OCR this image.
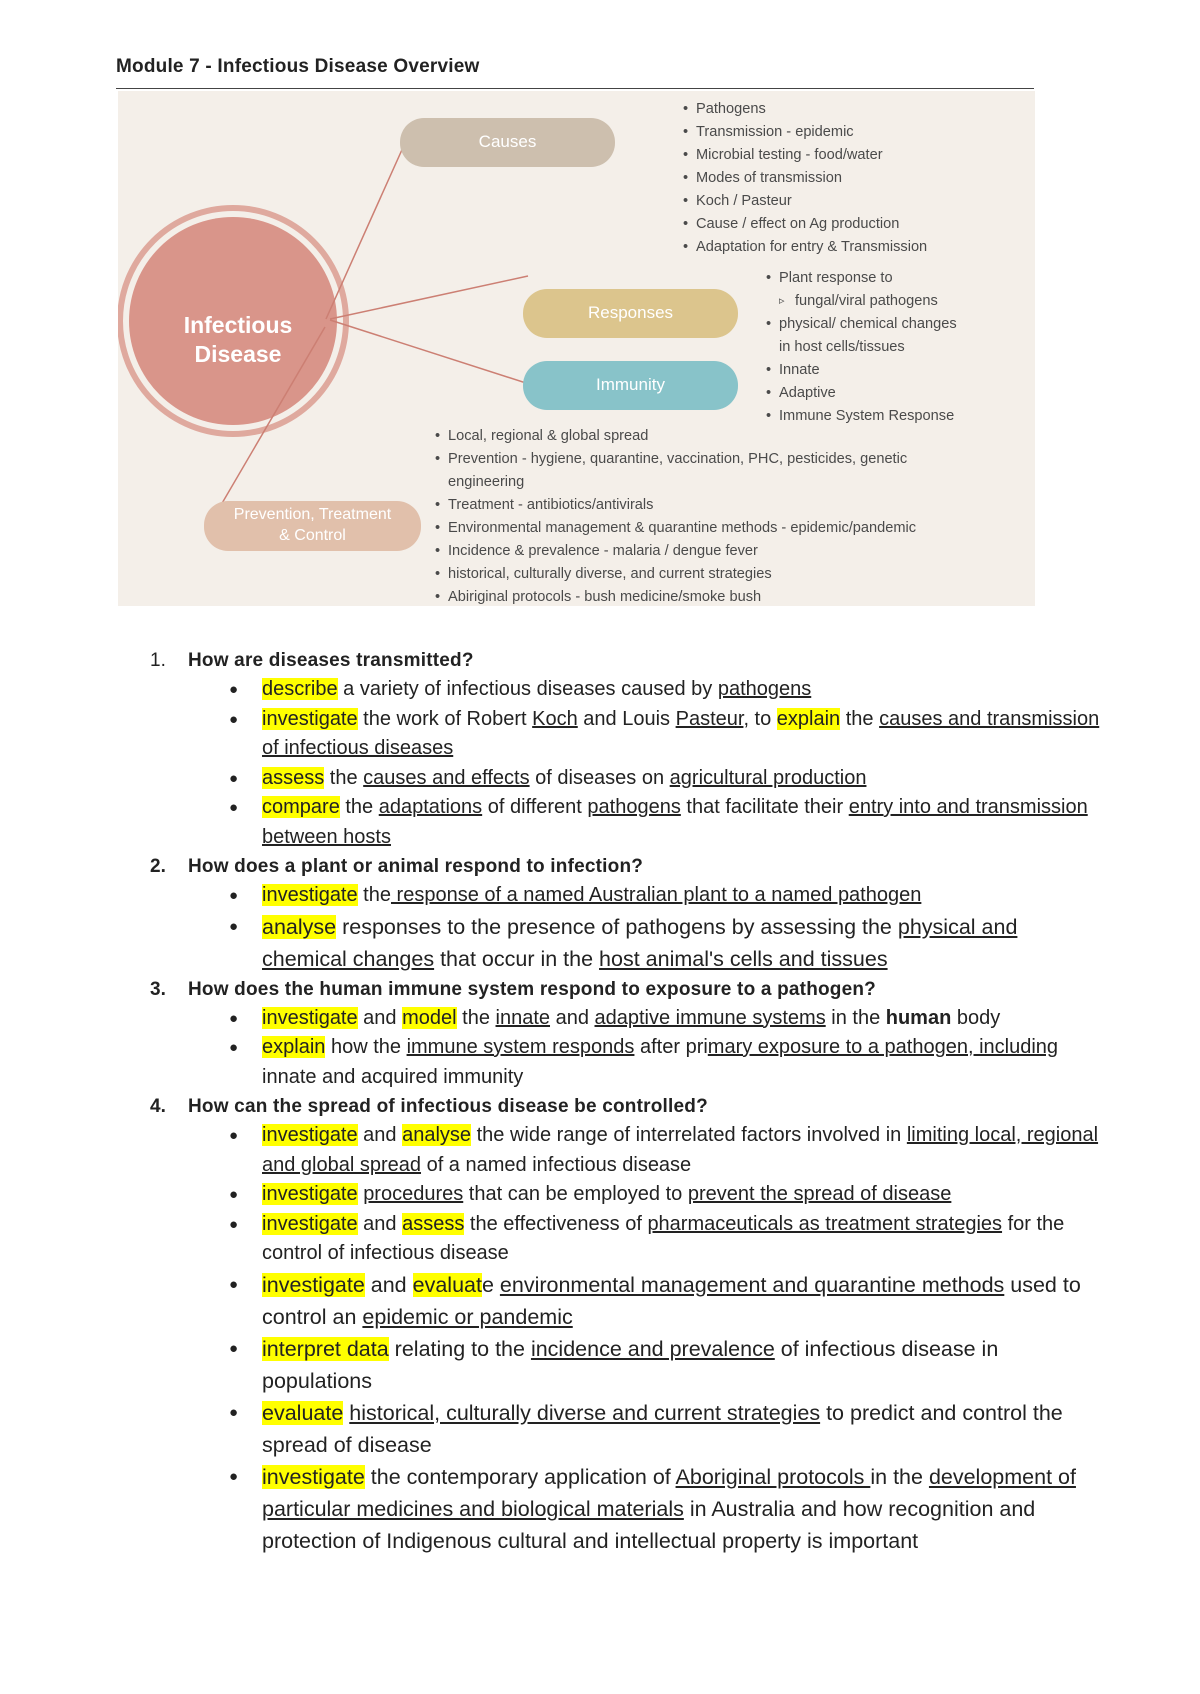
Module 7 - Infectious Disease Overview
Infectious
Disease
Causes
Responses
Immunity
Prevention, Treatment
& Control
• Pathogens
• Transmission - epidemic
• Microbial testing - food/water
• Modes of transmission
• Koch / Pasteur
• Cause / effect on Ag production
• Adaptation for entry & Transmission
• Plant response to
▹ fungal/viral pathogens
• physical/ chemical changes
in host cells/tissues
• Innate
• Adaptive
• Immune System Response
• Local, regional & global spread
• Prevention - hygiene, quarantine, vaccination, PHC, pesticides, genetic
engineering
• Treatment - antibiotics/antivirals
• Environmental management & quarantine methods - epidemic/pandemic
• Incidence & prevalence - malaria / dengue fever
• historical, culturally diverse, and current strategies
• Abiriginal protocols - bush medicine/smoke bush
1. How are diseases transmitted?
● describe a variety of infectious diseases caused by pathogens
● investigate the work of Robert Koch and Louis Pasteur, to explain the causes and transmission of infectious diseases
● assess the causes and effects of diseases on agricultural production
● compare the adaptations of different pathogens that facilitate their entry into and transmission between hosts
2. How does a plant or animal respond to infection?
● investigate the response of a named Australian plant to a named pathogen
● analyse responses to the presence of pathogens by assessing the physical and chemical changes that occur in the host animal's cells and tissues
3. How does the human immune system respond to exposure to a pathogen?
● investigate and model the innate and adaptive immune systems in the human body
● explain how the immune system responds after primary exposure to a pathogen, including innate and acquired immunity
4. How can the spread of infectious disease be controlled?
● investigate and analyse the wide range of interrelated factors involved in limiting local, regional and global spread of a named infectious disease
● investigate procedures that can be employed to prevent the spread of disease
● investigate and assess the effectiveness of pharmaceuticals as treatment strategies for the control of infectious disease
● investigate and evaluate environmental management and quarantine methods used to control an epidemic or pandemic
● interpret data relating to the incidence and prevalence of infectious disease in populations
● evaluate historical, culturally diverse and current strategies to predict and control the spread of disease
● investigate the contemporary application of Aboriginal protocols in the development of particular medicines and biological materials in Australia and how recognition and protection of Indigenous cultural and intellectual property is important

---

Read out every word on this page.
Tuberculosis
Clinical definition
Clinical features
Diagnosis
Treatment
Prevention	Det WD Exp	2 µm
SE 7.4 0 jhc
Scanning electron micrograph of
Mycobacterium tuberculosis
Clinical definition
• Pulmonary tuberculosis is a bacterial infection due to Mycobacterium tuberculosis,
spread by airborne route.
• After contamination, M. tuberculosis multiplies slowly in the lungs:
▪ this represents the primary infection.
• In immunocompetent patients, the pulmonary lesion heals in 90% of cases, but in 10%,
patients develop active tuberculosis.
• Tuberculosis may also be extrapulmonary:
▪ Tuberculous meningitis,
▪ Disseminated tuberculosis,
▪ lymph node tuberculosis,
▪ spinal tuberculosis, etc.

◆ Work instruction
Only lines holding the word "historical" are wanted; copy each one from the listing.

◆ Solution for this exercise
• historical, culturally diverse, and current strategies
● evaluate historical, culturally diverse and current strategies to predict and control the spread of disease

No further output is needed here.